# start of Records to process

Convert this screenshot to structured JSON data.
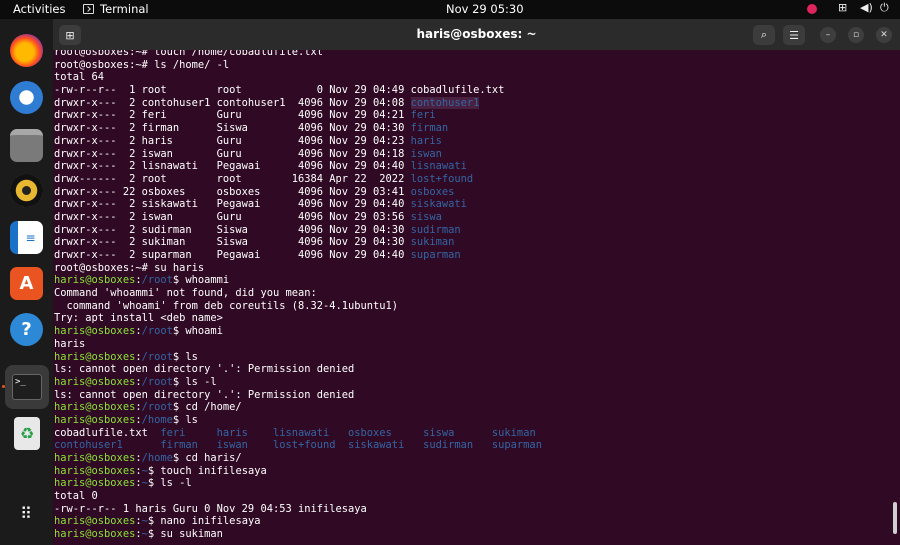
{
  "topbar": {
    "activities": "Activities",
    "app_name": "Terminal",
    "clock": "Nov 29  05:30"
  },
  "dock": {
    "items": [
      "firefox-icon",
      "thunderbird-icon",
      "files-icon",
      "rhythmbox-icon",
      "writer-icon",
      "software-icon",
      "help-icon",
      "terminal-icon",
      "trash-icon",
      "app-grid-icon"
    ]
  },
  "window": {
    "title": "haris@osboxes: ~"
  },
  "terminal": {
    "lines": [
      [
        {
          "t": "root@osboxes:~# touch /home/cobadlufile.txt",
          "c": "w"
        }
      ],
      [
        {
          "t": "root@osboxes:~# ls /home/ -l",
          "c": "w"
        }
      ],
      [
        {
          "t": "total 64",
          "c": "w"
        }
      ],
      [
        {
          "t": "-rw-r--r--  1 root        root            0 Nov 29 04:49 cobadlufile.txt",
          "c": "w"
        }
      ],
      [
        {
          "t": "drwxr-x---  2 contohuser1 contohuser1  4096 Nov 29 04:08 ",
          "c": "w"
        },
        {
          "t": "contohuser1",
          "c": "b hl"
        }
      ],
      [
        {
          "t": "drwxr-x---  2 feri        Guru         4096 Nov 29 04:21 ",
          "c": "w"
        },
        {
          "t": "feri",
          "c": "b"
        }
      ],
      [
        {
          "t": "drwxr-x---  2 firman      Siswa        4096 Nov 29 04:30 ",
          "c": "w"
        },
        {
          "t": "firman",
          "c": "b"
        }
      ],
      [
        {
          "t": "drwxr-x---  2 haris       Guru         4096 Nov 29 04:23 ",
          "c": "w"
        },
        {
          "t": "haris",
          "c": "b"
        }
      ],
      [
        {
          "t": "drwxr-x---  2 iswan       Guru         4096 Nov 29 04:18 ",
          "c": "w"
        },
        {
          "t": "iswan",
          "c": "b"
        }
      ],
      [
        {
          "t": "drwxr-x---  2 lisnawati   Pegawai      4096 Nov 29 04:40 ",
          "c": "w"
        },
        {
          "t": "lisnawati",
          "c": "b"
        }
      ],
      [
        {
          "t": "drwx------  2 root        root        16384 Apr 22  2022 ",
          "c": "w"
        },
        {
          "t": "lost+found",
          "c": "b"
        }
      ],
      [
        {
          "t": "drwxr-x--- 22 osboxes     osboxes      4096 Nov 29 03:41 ",
          "c": "w"
        },
        {
          "t": "osboxes",
          "c": "b"
        }
      ],
      [
        {
          "t": "drwxr-x---  2 siskawati   Pegawai      4096 Nov 29 04:40 ",
          "c": "w"
        },
        {
          "t": "siskawati",
          "c": "b"
        }
      ],
      [
        {
          "t": "drwxr-x---  2 iswan       Guru         4096 Nov 29 03:56 ",
          "c": "w"
        },
        {
          "t": "siswa",
          "c": "b"
        }
      ],
      [
        {
          "t": "drwxr-x---  2 sudirman    Siswa        4096 Nov 29 04:30 ",
          "c": "w"
        },
        {
          "t": "sudirman",
          "c": "b"
        }
      ],
      [
        {
          "t": "drwxr-x---  2 sukiman     Siswa        4096 Nov 29 04:30 ",
          "c": "w"
        },
        {
          "t": "sukiman",
          "c": "b"
        }
      ],
      [
        {
          "t": "drwxr-x---  2 suparman    Pegawai      4096 Nov 29 04:40 ",
          "c": "w"
        },
        {
          "t": "suparman",
          "c": "b"
        }
      ],
      [
        {
          "t": "root@osboxes:~# su haris",
          "c": "w"
        }
      ],
      [
        {
          "t": "haris@osboxes",
          "c": "g"
        },
        {
          "t": ":",
          "c": "w"
        },
        {
          "t": "/root",
          "c": "b"
        },
        {
          "t": "$ whoammi",
          "c": "w"
        }
      ],
      [
        {
          "t": "Command 'whoammi' not found, did you mean:",
          "c": "w"
        }
      ],
      [
        {
          "t": "  command 'whoami' from deb coreutils (8.32-4.1ubuntu1)",
          "c": "w"
        }
      ],
      [
        {
          "t": "Try: apt install <deb name>",
          "c": "w"
        }
      ],
      [
        {
          "t": "haris@osboxes",
          "c": "g"
        },
        {
          "t": ":",
          "c": "w"
        },
        {
          "t": "/root",
          "c": "b"
        },
        {
          "t": "$ whoami",
          "c": "w"
        }
      ],
      [
        {
          "t": "haris",
          "c": "w"
        }
      ],
      [
        {
          "t": "haris@osboxes",
          "c": "g"
        },
        {
          "t": ":",
          "c": "w"
        },
        {
          "t": "/root",
          "c": "b"
        },
        {
          "t": "$ ls",
          "c": "w"
        }
      ],
      [
        {
          "t": "ls: cannot open directory '.': Permission denied",
          "c": "w"
        }
      ],
      [
        {
          "t": "haris@osboxes",
          "c": "g"
        },
        {
          "t": ":",
          "c": "w"
        },
        {
          "t": "/root",
          "c": "b"
        },
        {
          "t": "$ ls -l",
          "c": "w"
        }
      ],
      [
        {
          "t": "ls: cannot open directory '.': Permission denied",
          "c": "w"
        }
      ],
      [
        {
          "t": "haris@osboxes",
          "c": "g"
        },
        {
          "t": ":",
          "c": "w"
        },
        {
          "t": "/root",
          "c": "b"
        },
        {
          "t": "$ cd /home/",
          "c": "w"
        }
      ],
      [
        {
          "t": "haris@osboxes",
          "c": "g"
        },
        {
          "t": ":",
          "c": "w"
        },
        {
          "t": "/home",
          "c": "b"
        },
        {
          "t": "$ ls",
          "c": "w"
        }
      ],
      [
        {
          "t": "cobadlufile.txt  ",
          "c": "w"
        },
        {
          "t": "feri     haris    lisnawati   osboxes     siswa      sukiman",
          "c": "b"
        }
      ],
      [
        {
          "t": "contohuser1      firman   iswan    lost+found  siskawati   sudirman   suparman",
          "c": "b"
        }
      ],
      [
        {
          "t": "haris@osboxes",
          "c": "g"
        },
        {
          "t": ":",
          "c": "w"
        },
        {
          "t": "/home",
          "c": "b"
        },
        {
          "t": "$ cd haris/",
          "c": "w"
        }
      ],
      [
        {
          "t": "haris@osboxes",
          "c": "g"
        },
        {
          "t": ":",
          "c": "w"
        },
        {
          "t": "~",
          "c": "b"
        },
        {
          "t": "$ touch inifilesaya",
          "c": "w"
        }
      ],
      [
        {
          "t": "haris@osboxes",
          "c": "g"
        },
        {
          "t": ":",
          "c": "w"
        },
        {
          "t": "~",
          "c": "b"
        },
        {
          "t": "$ ls -l",
          "c": "w"
        }
      ],
      [
        {
          "t": "total 0",
          "c": "w"
        }
      ],
      [
        {
          "t": "-rw-r--r-- 1 haris Guru 0 Nov 29 04:53 inifilesaya",
          "c": "w"
        }
      ],
      [
        {
          "t": "haris@osboxes",
          "c": "g"
        },
        {
          "t": ":",
          "c": "w"
        },
        {
          "t": "~",
          "c": "b"
        },
        {
          "t": "$ nano inifilesaya",
          "c": "w"
        }
      ],
      [
        {
          "t": "haris@osboxes",
          "c": "g"
        },
        {
          "t": ":",
          "c": "w"
        },
        {
          "t": "~",
          "c": "b"
        },
        {
          "t": "$ su sukiman",
          "c": "w"
        }
      ]
    ]
  }
}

# end of Records to process

* What the task requires *
Copy every line of the data exactly as written, excluding the pictures.

* The reply *
Convert this screenshot to structured JSON data.
{
  "topbar": {
    "activities": "Activities",
    "app_name": "Terminal",
    "clock": "Nov 29  05:30"
  },
  "dock": {
    "items": [
      "firefox-icon",
      "thunderbird-icon",
      "files-icon",
      "rhythmbox-icon",
      "writer-icon",
      "software-icon",
      "help-icon",
      "terminal-icon",
      "trash-icon",
      "app-grid-icon"
    ]
  },
  "window": {
    "title": "haris@osboxes: ~"
  },
  "terminal": {
    "lines": [
      [
        {
          "t": "root@osboxes:~# touch /home/cobadlufile.txt",
          "c": "w"
        }
      ],
      [
        {
          "t": "root@osboxes:~# ls /home/ -l",
          "c": "w"
        }
      ],
      [
        {
          "t": "total 64",
          "c": "w"
        }
      ],
      [
        {
          "t": "-rw-r--r--  1 root        root            0 Nov 29 04:49 cobadlufile.txt",
          "c": "w"
        }
      ],
      [
        {
          "t": "drwxr-x---  2 contohuser1 contohuser1  4096 Nov 29 04:08 ",
          "c": "w"
        },
        {
          "t": "contohuser1",
          "c": "b hl"
        }
      ],
      [
        {
          "t": "drwxr-x---  2 feri        Guru         4096 Nov 29 04:21 ",
          "c": "w"
        },
        {
          "t": "feri",
          "c": "b"
        }
      ],
      [
        {
          "t": "drwxr-x---  2 firman      Siswa        4096 Nov 29 04:30 ",
          "c": "w"
        },
        {
          "t": "firman",
          "c": "b"
        }
      ],
      [
        {
          "t": "drwxr-x---  2 haris       Guru         4096 Nov 29 04:23 ",
          "c": "w"
        },
        {
          "t": "haris",
          "c": "b"
        }
      ],
      [
        {
          "t": "drwxr-x---  2 iswan       Guru         4096 Nov 29 04:18 ",
          "c": "w"
        },
        {
          "t": "iswan",
          "c": "b"
        }
      ],
      [
        {
          "t": "drwxr-x---  2 lisnawati   Pegawai      4096 Nov 29 04:40 ",
          "c": "w"
        },
        {
          "t": "lisnawati",
          "c": "b"
        }
      ],
      [
        {
          "t": "drwx------  2 root        root        16384 Apr 22  2022 ",
          "c": "w"
        },
        {
          "t": "lost+found",
          "c": "b"
        }
      ],
      [
        {
          "t": "drwxr-x--- 22 osboxes     osboxes      4096 Nov 29 03:41 ",
          "c": "w"
        },
        {
          "t": "osboxes",
          "c": "b"
        }
      ],
      [
        {
          "t": "drwxr-x---  2 siskawati   Pegawai      4096 Nov 29 04:40 ",
          "c": "w"
        },
        {
          "t": "siskawati",
          "c": "b"
        }
      ],
      [
        {
          "t": "drwxr-x---  2 iswan       Guru         4096 Nov 29 03:56 ",
          "c": "w"
        },
        {
          "t": "siswa",
          "c": "b"
        }
      ],
      [
        {
          "t": "drwxr-x---  2 sudirman    Siswa        4096 Nov 29 04:30 ",
          "c": "w"
        },
        {
          "t": "sudirman",
          "c": "b"
        }
      ],
      [
        {
          "t": "drwxr-x---  2 sukiman     Siswa        4096 Nov 29 04:30 ",
          "c": "w"
        },
        {
          "t": "sukiman",
          "c": "b"
        }
      ],
      [
        {
          "t": "drwxr-x---  2 suparman    Pegawai      4096 Nov 29 04:40 ",
          "c": "w"
        },
        {
          "t": "suparman",
          "c": "b"
        }
      ],
      [
        {
          "t": "root@osboxes:~# su haris",
          "c": "w"
        }
      ],
      [
        {
          "t": "haris@osboxes",
          "c": "g"
        },
        {
          "t": ":",
          "c": "w"
        },
        {
          "t": "/root",
          "c": "b"
        },
        {
          "t": "$ whoammi",
          "c": "w"
        }
      ],
      [
        {
          "t": "Command 'whoammi' not found, did you mean:",
          "c": "w"
        }
      ],
      [
        {
          "t": "  command 'whoami' from deb coreutils (8.32-4.1ubuntu1)",
          "c": "w"
        }
      ],
      [
        {
          "t": "Try: apt install <deb name>",
          "c": "w"
        }
      ],
      [
        {
          "t": "haris@osboxes",
          "c": "g"
        },
        {
          "t": ":",
          "c": "w"
        },
        {
          "t": "/root",
          "c": "b"
        },
        {
          "t": "$ whoami",
          "c": "w"
        }
      ],
      [
        {
          "t": "haris",
          "c": "w"
        }
      ],
      [
        {
          "t": "haris@osboxes",
          "c": "g"
        },
        {
          "t": ":",
          "c": "w"
        },
        {
          "t": "/root",
          "c": "b"
        },
        {
          "t": "$ ls",
          "c": "w"
        }
      ],
      [
        {
          "t": "ls: cannot open directory '.': Permission denied",
          "c": "w"
        }
      ],
      [
        {
          "t": "haris@osboxes",
          "c": "g"
        },
        {
          "t": ":",
          "c": "w"
        },
        {
          "t": "/root",
          "c": "b"
        },
        {
          "t": "$ ls -l",
          "c": "w"
        }
      ],
      [
        {
          "t": "ls: cannot open directory '.': Permission denied",
          "c": "w"
        }
      ],
      [
        {
          "t": "haris@osboxes",
          "c": "g"
        },
        {
          "t": ":",
          "c": "w"
        },
        {
          "t": "/root",
          "c": "b"
        },
        {
          "t": "$ cd /home/",
          "c": "w"
        }
      ],
      [
        {
          "t": "haris@osboxes",
          "c": "g"
        },
        {
          "t": ":",
          "c": "w"
        },
        {
          "t": "/home",
          "c": "b"
        },
        {
          "t": "$ ls",
          "c": "w"
        }
      ],
      [
        {
          "t": "cobadlufile.txt  ",
          "c": "w"
        },
        {
          "t": "feri     haris    lisnawati   osboxes     siswa      sukiman",
          "c": "b"
        }
      ],
      [
        {
          "t": "contohuser1      firman   iswan    lost+found  siskawati   sudirman   suparman",
          "c": "b"
        }
      ],
      [
        {
          "t": "haris@osboxes",
          "c": "g"
        },
        {
          "t": ":",
          "c": "w"
        },
        {
          "t": "/home",
          "c": "b"
        },
        {
          "t": "$ cd haris/",
          "c": "w"
        }
      ],
      [
        {
          "t": "haris@osboxes",
          "c": "g"
        },
        {
          "t": ":",
          "c": "w"
        },
        {
          "t": "~",
          "c": "b"
        },
        {
          "t": "$ touch inifilesaya",
          "c": "w"
        }
      ],
      [
        {
          "t": "haris@osboxes",
          "c": "g"
        },
        {
          "t": ":",
          "c": "w"
        },
        {
          "t": "~",
          "c": "b"
        },
        {
          "t": "$ ls -l",
          "c": "w"
        }
      ],
      [
        {
          "t": "total 0",
          "c": "w"
        }
      ],
      [
        {
          "t": "-rw-r--r-- 1 haris Guru 0 Nov 29 04:53 inifilesaya",
          "c": "w"
        }
      ],
      [
        {
          "t": "haris@osboxes",
          "c": "g"
        },
        {
          "t": ":",
          "c": "w"
        },
        {
          "t": "~",
          "c": "b"
        },
        {
          "t": "$ nano inifilesaya",
          "c": "w"
        }
      ],
      [
        {
          "t": "haris@osboxes",
          "c": "g"
        },
        {
          "t": ":",
          "c": "w"
        },
        {
          "t": "~",
          "c": "b"
        },
        {
          "t": "$ su sukiman",
          "c": "w"
        }
      ]
    ]
  }
}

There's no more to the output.